#### Set task
From the listing below, pull out all lines with "根据材料三" in them.

____ Data provided

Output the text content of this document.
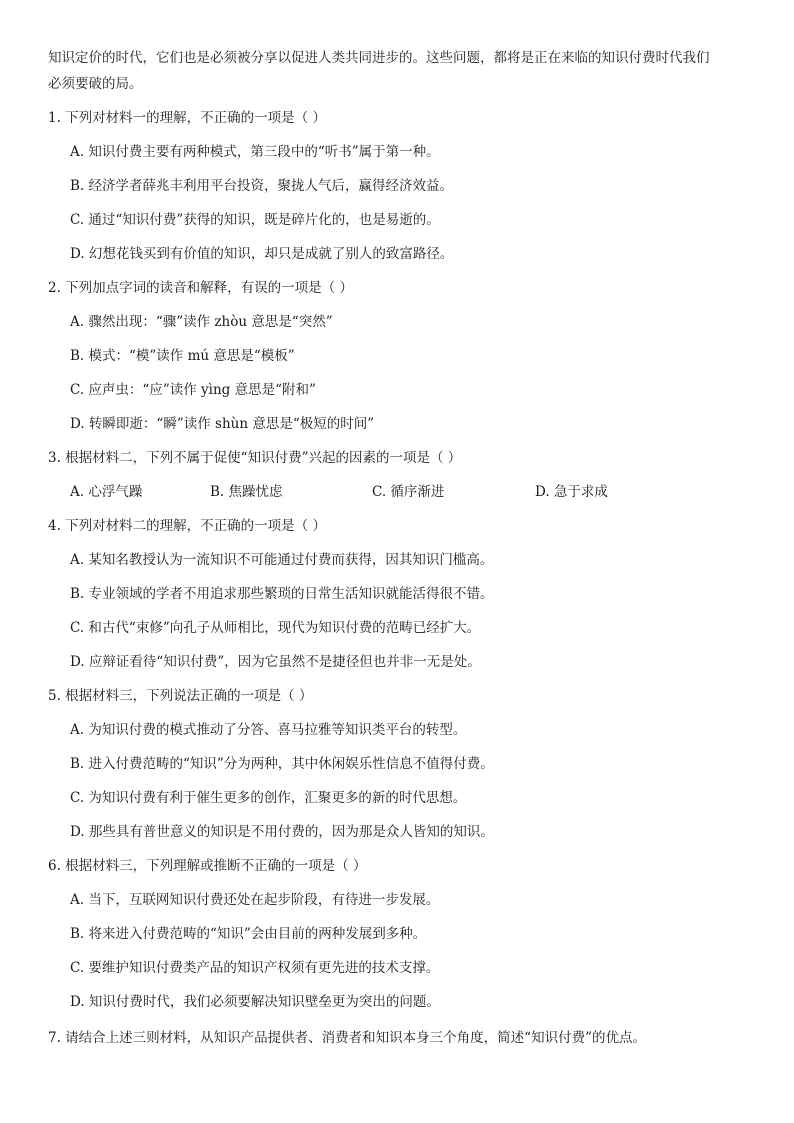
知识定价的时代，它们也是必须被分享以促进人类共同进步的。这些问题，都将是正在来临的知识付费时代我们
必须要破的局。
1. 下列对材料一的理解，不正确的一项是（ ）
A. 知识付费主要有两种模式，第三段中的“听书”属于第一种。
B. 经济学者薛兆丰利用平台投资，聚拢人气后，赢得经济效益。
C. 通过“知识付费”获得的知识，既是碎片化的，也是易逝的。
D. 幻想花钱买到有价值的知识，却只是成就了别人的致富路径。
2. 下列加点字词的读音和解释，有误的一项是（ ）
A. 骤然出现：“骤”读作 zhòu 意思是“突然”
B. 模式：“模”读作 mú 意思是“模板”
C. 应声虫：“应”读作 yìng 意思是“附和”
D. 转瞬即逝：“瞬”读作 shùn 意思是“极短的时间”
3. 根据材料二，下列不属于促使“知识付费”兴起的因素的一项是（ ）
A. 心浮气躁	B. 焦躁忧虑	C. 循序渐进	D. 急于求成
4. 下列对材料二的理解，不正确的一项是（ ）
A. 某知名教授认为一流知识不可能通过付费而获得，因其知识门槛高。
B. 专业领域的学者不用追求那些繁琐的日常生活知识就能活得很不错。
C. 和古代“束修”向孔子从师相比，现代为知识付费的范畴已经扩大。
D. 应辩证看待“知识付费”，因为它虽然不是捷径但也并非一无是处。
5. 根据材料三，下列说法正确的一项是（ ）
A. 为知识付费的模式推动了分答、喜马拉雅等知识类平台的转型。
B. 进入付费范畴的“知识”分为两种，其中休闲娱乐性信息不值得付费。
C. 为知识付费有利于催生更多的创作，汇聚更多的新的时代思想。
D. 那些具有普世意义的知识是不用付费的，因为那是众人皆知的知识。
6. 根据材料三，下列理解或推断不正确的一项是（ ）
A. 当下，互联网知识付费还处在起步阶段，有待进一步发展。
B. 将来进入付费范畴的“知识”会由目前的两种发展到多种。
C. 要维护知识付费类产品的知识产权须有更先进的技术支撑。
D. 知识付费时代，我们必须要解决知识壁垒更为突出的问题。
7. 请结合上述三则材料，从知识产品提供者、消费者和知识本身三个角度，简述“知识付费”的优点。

________

#### Solution to the exercise
5. 根据材料三，下列说法正确的一项是（ ）
6. 根据材料三，下列理解或推断不正确的一项是（ ）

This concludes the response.